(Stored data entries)
** BEGIN **
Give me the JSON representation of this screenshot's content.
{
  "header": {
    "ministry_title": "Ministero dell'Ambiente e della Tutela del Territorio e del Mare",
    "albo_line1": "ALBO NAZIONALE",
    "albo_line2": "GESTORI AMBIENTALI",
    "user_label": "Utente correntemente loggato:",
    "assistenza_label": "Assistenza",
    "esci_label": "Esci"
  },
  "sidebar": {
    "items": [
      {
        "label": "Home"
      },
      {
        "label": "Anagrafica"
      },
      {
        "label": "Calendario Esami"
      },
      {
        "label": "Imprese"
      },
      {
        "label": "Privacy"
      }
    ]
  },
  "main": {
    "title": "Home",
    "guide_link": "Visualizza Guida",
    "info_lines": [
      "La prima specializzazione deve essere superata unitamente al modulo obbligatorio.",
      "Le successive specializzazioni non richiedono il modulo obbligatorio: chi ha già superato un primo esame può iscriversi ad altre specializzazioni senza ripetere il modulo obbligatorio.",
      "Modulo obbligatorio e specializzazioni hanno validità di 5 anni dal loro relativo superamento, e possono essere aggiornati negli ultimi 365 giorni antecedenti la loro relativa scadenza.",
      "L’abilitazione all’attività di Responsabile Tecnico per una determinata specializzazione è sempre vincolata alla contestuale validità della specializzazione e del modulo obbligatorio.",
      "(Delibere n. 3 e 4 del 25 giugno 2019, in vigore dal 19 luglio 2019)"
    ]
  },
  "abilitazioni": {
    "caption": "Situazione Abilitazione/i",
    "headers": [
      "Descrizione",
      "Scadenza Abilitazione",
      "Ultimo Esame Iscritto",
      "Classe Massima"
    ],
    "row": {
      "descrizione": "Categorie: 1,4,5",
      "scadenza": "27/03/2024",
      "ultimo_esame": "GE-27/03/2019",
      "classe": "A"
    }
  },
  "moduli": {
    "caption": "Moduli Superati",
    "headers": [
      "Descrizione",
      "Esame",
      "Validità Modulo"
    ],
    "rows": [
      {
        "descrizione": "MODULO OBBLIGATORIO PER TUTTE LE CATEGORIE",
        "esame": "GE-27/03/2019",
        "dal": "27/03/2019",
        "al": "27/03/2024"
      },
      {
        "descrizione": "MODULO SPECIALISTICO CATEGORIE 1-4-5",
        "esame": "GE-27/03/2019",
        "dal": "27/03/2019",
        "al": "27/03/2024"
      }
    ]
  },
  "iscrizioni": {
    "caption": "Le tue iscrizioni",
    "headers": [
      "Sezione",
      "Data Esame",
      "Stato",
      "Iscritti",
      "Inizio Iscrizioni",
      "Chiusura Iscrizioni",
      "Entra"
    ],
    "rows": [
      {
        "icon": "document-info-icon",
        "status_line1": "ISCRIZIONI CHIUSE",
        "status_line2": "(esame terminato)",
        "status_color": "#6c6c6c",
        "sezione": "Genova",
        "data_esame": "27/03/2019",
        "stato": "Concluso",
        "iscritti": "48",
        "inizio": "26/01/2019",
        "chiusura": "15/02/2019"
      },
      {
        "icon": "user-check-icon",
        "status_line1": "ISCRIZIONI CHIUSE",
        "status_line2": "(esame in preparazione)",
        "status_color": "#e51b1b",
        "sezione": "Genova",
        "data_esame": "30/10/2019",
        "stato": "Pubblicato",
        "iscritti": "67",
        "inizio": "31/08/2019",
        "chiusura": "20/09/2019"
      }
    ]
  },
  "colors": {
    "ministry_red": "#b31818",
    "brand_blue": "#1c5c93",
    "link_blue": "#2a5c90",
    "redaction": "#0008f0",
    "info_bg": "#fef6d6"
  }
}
** END **
Scan the lines for the string "della". Pick out every line that has it.

▸ **TASK OUTPUT**
    "ministry_title": "Ministero dell'Ambiente e della Tutela del Territorio e del Mare",
      "L’abilitazione all’attività di Responsabile Tecnico per una determinata specializzazione è sempre vincolata alla contestuale validità della specializzazione e del modulo obbligatorio.",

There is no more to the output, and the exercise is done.